Document extract →
Connectivity has to be ubiquitous. At the same time, connectivity must be secure and able to be managed remotely. And software has to be updated as and when updates are released. “Connectivity unlocks capability,” observes Ford. “We are now moving from a closed loop controller to an interconnected Internet world. This means changes to connectivity and security threat models.”

“Security is not optional,” warns Chris Porthouse, Vice President and General Manager of Device Services at Arm. One focus for Mbed OS is to enable multi-standard connectivity, and to support whatever standard is appropriate. The other, says Porthouse, is to ensure that users are confident the network is secure and know where data is coming from.

“Arm is in a unique position,” says Ford, “offering device level security and able to enhance at the hardware level with TrustZone  [Arm’s System on Chip security technology] for example.”

Platform Security Architecture (PSA)
The Platform Security Architecture (PSA) will be a common industry framework for secure, connected devices. The Arm initiative is supported by semiconductor companies, such as Microchip, Nuvoton, NXP, Silicon Labs, STMicroelectronics, and Renesas; software companies, including Arm Keil, IAR Systems, and Green Hills Software; security specialists, for example Data I/O, Symantec and Trustronic; systems companies, such as Cisco and Sprint; and Cloud companies, including Amazon Web Services AWS, Microsoft Azure, Google Cloud and Mbed OS. It will define different threat models, explains Porthouse. For example, a kettle has a different threat model to a smart meter, but both have data that needs protecting.

Material shown →

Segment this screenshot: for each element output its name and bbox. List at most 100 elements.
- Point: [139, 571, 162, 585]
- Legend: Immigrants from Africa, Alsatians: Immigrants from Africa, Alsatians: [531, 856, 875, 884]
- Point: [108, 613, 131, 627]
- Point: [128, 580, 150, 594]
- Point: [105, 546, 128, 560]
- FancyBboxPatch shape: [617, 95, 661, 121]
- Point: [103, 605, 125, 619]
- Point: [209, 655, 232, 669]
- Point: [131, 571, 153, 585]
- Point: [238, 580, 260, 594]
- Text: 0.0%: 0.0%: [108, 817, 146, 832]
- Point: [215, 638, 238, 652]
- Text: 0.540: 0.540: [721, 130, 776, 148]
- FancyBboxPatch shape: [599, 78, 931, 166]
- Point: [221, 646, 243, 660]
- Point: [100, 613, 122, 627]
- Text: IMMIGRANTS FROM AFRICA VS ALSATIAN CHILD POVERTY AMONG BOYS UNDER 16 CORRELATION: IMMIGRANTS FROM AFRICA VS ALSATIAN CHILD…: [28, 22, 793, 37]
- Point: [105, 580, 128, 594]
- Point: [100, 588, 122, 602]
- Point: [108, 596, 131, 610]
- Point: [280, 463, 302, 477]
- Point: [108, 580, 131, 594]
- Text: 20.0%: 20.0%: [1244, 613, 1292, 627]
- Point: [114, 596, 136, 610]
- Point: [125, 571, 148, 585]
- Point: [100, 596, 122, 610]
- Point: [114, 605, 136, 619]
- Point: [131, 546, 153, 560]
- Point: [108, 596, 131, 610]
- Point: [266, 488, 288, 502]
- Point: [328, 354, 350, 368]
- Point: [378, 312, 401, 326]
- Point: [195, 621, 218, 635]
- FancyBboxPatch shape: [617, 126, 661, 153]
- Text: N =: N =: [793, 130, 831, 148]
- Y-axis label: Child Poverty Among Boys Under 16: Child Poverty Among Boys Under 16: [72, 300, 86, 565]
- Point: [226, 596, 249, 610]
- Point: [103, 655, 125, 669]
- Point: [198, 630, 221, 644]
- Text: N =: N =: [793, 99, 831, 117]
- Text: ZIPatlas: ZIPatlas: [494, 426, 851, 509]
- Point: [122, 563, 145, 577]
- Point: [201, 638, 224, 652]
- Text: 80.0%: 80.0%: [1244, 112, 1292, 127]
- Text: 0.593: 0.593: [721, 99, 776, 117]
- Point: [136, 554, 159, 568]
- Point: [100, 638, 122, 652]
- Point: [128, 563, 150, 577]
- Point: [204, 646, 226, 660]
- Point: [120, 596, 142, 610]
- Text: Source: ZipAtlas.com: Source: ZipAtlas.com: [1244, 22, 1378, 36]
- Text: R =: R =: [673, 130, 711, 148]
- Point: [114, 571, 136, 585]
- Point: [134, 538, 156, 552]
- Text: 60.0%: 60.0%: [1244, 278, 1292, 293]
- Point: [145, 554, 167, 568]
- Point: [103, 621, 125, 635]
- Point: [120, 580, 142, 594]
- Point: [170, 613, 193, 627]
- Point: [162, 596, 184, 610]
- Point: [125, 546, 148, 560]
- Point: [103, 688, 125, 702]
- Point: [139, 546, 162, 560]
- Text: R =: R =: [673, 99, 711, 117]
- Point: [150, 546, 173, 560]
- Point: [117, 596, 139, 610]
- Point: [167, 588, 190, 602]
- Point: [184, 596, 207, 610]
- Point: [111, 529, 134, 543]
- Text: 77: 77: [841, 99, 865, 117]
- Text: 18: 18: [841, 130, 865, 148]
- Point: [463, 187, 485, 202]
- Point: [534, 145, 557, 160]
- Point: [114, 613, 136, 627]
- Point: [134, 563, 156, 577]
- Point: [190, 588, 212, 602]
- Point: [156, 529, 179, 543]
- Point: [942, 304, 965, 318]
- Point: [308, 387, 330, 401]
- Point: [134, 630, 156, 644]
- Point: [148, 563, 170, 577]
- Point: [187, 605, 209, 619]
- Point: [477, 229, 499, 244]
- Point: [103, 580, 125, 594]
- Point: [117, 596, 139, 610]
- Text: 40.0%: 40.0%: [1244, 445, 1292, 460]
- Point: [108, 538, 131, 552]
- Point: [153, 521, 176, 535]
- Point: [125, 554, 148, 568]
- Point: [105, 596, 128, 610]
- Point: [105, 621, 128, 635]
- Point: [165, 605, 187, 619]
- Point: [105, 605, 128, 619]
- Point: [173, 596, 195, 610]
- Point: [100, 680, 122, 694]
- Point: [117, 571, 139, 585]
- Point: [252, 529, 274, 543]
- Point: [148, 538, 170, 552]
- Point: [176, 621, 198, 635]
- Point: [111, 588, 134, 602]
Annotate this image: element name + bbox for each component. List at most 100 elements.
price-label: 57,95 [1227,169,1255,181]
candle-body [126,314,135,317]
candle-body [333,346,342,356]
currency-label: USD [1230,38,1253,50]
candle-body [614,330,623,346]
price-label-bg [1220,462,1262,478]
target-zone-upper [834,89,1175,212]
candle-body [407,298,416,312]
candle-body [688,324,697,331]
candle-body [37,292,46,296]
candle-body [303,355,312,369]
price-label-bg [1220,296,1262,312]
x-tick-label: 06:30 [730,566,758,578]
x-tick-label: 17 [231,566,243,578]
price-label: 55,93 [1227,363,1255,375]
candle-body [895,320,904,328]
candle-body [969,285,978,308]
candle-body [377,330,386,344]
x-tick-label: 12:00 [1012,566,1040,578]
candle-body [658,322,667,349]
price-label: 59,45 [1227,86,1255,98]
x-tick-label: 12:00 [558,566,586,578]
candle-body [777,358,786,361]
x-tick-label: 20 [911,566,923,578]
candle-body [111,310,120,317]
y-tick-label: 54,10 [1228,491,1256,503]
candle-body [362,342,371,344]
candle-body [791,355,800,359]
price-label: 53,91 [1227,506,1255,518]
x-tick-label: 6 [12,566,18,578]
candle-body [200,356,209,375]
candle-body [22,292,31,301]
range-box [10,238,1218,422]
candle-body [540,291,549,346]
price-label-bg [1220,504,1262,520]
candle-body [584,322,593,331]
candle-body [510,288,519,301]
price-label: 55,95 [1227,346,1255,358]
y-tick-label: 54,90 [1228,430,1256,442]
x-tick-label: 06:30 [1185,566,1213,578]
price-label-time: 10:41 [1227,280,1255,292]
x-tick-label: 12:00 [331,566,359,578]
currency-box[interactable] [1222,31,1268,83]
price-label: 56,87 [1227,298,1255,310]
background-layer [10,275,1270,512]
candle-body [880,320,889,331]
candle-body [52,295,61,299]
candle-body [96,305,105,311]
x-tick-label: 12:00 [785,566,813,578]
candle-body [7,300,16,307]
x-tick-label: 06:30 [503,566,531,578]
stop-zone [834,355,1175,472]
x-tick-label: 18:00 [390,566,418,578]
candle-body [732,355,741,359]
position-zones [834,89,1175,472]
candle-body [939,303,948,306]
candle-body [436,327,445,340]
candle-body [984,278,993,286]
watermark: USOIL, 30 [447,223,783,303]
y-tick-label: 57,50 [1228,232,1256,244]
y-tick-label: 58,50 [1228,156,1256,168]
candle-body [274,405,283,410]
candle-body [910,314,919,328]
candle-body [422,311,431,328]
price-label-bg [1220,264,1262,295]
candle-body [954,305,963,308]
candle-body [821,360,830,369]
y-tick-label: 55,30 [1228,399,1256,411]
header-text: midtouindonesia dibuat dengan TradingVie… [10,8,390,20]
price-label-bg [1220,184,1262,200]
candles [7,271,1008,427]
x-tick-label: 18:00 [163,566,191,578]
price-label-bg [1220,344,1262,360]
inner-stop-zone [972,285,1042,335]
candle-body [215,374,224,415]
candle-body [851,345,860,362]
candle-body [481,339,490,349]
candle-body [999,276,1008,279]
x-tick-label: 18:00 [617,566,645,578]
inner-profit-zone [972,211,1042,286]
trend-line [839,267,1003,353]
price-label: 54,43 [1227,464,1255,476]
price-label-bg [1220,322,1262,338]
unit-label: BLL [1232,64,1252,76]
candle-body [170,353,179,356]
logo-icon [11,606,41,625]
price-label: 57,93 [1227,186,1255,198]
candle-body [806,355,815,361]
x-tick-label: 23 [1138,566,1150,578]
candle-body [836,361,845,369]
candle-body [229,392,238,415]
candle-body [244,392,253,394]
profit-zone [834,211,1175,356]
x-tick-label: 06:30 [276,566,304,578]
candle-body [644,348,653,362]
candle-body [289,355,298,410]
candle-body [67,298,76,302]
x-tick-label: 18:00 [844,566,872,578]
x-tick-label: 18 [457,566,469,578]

About this exercise → Please resume the article on connected-device security and Arm's Platform Security Architecture, picking up after its final sentence.

Result of the task →
Figure 2: Arm’s PSA initiative is supported by giants from semiconductor vendors to Cloud platform providers. (Image: Arm)

The aim is to define security functions and guarantee a platform that allows developers to deploy the IoT in the target application. PSA will establish security parameters and implement them without thinking, continues Porthouse. “Security won’t be a hard decision, although there may be trade-offs, but not at the expense of timescales.”

Considering that many estimates put the number of connected devices at trillions, not billions any more, the need to ensure a secure data path for all of those devices is critical.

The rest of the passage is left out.